- [Aim of the task]:
Collect each line of the entries that holds the string "حيان".

Excerpt from a dataset
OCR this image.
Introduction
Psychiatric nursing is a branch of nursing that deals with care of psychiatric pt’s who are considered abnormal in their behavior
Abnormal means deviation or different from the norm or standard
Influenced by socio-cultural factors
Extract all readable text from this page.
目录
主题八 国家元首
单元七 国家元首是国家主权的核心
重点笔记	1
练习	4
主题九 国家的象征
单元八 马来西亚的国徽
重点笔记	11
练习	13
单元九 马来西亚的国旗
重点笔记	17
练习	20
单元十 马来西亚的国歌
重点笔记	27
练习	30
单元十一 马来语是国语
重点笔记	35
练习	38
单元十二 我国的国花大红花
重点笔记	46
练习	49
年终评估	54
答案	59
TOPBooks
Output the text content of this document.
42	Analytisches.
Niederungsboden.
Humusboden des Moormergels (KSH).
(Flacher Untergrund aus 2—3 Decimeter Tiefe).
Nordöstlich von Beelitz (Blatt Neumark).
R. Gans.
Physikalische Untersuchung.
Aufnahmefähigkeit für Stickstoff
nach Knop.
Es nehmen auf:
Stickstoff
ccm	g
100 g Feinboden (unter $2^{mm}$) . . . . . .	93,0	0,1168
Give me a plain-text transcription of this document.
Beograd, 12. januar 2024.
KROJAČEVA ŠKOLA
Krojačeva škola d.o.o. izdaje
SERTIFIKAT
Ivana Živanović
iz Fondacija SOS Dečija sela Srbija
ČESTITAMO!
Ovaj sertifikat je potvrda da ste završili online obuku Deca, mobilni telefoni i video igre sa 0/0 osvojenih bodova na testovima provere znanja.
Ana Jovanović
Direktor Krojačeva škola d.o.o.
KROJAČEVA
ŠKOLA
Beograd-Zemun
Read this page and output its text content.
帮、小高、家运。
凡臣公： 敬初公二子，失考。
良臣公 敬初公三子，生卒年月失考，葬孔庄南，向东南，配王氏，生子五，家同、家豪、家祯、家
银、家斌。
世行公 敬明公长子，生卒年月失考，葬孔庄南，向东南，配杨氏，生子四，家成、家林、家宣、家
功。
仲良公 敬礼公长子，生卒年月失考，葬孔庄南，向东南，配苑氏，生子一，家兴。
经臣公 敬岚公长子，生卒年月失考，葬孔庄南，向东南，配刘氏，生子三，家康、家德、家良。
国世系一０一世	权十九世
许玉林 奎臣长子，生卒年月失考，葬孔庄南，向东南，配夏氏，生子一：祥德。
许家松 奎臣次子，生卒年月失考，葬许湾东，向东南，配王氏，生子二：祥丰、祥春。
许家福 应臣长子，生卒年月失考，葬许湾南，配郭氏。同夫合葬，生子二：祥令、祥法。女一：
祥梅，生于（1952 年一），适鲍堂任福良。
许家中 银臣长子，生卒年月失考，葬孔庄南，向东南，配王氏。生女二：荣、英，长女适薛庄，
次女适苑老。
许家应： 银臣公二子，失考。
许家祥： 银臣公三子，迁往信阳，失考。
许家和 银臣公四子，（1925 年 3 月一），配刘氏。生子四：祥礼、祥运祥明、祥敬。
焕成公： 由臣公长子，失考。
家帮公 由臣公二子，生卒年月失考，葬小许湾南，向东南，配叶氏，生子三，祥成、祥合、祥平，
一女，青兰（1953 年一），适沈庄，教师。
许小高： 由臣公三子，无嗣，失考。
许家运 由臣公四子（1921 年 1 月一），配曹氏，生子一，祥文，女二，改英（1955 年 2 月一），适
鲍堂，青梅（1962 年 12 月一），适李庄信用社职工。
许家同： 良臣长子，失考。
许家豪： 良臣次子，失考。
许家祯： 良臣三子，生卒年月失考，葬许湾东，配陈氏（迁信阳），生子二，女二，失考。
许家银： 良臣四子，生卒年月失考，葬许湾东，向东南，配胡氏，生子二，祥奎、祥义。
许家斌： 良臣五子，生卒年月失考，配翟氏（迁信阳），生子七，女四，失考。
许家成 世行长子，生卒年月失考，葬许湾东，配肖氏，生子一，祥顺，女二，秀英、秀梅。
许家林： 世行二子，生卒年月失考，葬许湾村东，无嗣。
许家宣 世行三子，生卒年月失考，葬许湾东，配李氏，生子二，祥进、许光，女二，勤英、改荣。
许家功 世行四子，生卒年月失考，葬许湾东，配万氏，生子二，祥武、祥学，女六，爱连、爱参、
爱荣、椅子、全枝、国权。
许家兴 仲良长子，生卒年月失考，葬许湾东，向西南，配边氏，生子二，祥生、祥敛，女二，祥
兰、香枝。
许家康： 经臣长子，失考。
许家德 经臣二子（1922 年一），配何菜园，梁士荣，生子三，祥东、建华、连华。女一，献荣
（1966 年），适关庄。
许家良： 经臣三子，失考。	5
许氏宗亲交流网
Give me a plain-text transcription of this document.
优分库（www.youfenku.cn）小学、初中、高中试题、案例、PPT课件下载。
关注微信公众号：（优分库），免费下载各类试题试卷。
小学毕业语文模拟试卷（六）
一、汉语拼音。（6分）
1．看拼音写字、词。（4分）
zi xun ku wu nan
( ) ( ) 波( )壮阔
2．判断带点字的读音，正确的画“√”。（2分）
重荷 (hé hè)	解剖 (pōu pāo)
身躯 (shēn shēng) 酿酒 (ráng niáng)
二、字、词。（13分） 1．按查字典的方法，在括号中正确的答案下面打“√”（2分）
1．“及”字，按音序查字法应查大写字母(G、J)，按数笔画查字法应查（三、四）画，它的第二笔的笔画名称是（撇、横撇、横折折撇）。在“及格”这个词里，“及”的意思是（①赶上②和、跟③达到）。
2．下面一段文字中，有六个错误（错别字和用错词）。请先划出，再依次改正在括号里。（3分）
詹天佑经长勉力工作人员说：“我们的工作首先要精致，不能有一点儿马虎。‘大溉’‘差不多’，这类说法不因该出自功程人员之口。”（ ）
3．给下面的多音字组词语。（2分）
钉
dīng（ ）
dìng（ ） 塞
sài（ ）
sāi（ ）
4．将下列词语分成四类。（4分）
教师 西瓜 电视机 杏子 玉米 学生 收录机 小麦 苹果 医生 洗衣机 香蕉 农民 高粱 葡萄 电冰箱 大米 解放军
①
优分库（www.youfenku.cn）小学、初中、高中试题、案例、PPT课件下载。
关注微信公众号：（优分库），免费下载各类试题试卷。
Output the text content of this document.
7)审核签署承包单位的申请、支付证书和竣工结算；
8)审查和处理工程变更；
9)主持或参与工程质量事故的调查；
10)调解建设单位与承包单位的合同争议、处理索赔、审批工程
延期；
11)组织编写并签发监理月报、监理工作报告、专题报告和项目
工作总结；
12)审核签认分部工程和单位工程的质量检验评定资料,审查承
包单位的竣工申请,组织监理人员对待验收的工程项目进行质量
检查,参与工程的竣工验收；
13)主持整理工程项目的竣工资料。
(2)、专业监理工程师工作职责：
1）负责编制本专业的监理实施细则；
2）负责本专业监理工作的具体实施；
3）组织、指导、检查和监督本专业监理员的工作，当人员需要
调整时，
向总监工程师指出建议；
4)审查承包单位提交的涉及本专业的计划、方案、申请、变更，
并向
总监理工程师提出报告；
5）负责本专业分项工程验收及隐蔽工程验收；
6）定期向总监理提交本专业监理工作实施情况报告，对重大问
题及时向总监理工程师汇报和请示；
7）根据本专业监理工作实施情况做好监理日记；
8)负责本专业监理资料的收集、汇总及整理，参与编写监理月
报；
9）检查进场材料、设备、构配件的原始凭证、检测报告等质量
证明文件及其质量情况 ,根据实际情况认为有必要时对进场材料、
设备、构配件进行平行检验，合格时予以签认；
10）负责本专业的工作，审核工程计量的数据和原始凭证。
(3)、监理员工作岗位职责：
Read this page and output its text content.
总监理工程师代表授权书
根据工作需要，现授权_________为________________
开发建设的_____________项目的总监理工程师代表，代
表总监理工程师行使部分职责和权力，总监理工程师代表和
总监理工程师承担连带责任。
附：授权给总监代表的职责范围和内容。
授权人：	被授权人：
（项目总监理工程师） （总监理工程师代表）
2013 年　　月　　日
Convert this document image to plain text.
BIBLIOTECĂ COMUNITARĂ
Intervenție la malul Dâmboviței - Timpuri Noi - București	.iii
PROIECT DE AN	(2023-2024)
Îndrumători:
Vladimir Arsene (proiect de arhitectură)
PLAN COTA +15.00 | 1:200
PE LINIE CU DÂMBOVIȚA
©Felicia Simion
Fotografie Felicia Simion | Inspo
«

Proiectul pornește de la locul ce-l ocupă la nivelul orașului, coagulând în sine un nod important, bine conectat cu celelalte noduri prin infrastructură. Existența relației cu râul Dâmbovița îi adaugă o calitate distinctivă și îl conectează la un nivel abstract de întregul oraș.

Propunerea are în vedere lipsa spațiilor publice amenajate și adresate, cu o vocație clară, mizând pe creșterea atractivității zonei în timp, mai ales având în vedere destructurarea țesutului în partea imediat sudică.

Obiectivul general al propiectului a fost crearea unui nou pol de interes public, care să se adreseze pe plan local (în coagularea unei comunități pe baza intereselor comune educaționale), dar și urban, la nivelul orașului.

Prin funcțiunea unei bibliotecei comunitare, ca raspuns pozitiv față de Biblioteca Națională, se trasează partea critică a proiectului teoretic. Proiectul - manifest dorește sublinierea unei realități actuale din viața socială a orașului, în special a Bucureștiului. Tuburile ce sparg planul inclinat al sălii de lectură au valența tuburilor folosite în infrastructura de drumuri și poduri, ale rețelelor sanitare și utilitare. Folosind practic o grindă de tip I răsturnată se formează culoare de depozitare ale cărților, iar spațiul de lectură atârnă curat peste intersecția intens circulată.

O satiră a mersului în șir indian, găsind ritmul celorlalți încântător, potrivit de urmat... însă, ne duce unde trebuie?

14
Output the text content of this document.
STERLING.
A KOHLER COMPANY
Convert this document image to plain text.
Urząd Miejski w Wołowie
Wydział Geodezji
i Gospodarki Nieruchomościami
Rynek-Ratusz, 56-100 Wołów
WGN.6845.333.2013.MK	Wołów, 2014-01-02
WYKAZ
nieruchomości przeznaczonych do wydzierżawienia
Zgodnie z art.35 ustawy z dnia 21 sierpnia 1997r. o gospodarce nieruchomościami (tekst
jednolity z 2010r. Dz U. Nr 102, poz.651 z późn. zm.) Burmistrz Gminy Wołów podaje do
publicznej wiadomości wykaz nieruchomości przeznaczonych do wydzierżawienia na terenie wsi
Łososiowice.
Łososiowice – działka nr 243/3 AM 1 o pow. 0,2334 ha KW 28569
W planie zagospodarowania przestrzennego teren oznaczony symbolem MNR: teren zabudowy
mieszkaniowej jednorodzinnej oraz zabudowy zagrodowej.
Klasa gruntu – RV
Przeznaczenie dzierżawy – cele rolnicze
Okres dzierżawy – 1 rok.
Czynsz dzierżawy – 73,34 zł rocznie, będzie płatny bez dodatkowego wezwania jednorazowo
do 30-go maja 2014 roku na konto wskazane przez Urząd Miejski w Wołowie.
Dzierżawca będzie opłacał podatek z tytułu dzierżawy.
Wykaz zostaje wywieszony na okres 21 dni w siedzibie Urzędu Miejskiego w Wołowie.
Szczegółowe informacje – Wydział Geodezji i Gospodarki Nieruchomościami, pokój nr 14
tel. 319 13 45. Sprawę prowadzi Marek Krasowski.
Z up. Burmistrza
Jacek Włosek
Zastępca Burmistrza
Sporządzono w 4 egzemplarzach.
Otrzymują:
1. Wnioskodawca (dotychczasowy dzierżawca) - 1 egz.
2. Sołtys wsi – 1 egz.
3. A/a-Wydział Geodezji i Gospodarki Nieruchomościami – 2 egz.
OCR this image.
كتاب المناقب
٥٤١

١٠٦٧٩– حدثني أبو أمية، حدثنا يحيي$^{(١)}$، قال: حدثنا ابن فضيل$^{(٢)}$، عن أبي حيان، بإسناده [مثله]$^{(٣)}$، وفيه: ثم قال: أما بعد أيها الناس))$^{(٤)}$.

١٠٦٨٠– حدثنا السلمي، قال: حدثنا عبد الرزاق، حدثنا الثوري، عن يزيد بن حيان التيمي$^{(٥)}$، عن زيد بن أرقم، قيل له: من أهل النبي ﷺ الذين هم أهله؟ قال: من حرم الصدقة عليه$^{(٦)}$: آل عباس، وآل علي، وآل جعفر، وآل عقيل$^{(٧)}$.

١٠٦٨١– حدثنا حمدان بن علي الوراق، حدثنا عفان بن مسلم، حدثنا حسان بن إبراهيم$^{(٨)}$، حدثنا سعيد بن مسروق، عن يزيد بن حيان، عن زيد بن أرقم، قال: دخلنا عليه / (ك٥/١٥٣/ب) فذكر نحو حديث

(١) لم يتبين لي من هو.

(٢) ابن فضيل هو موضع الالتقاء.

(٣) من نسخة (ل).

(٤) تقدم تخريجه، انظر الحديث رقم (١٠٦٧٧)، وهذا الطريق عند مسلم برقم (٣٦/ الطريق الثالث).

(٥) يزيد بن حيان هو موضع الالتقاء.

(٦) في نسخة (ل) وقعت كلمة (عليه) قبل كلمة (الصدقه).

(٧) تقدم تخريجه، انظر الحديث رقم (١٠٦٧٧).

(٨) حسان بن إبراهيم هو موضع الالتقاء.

- [Complete response]:
١٠٦٧٩– حدثني أبو أمية، حدثنا يحيي$^{(١)}$، قال: حدثنا ابن فضيل$^{(٢)}$، عن أبي حيان، بإسناده [مثله]$^{(٣)}$، وفيه: ثم قال: أما بعد أيها الناس))$^{(٤)}$.
١٠٦٨٠– حدثنا السلمي، قال: حدثنا عبد الرزاق، حدثنا الثوري، عن يزيد بن حيان التيمي$^{(٥)}$، عن زيد بن أرقم، قيل له: من أهل النبي ﷺ الذين هم أهله؟ قال: من حرم الصدقة عليه$^{(٦)}$: آل عباس، وآل علي، وآل جعفر، وآل عقيل$^{(٧)}$.
١٠٦٨١– حدثنا حمدان بن علي الوراق، حدثنا عفان بن مسلم، حدثنا حسان بن إبراهيم$^{(٨)}$، حدثنا سعيد بن مسروق، عن يزيد بن حيان، عن زيد بن أرقم، قال: دخلنا عليه / (ك٥/١٥٣/ب) فذكر نحو حديث
(٥) يزيد بن حيان هو موضع الالتقاء.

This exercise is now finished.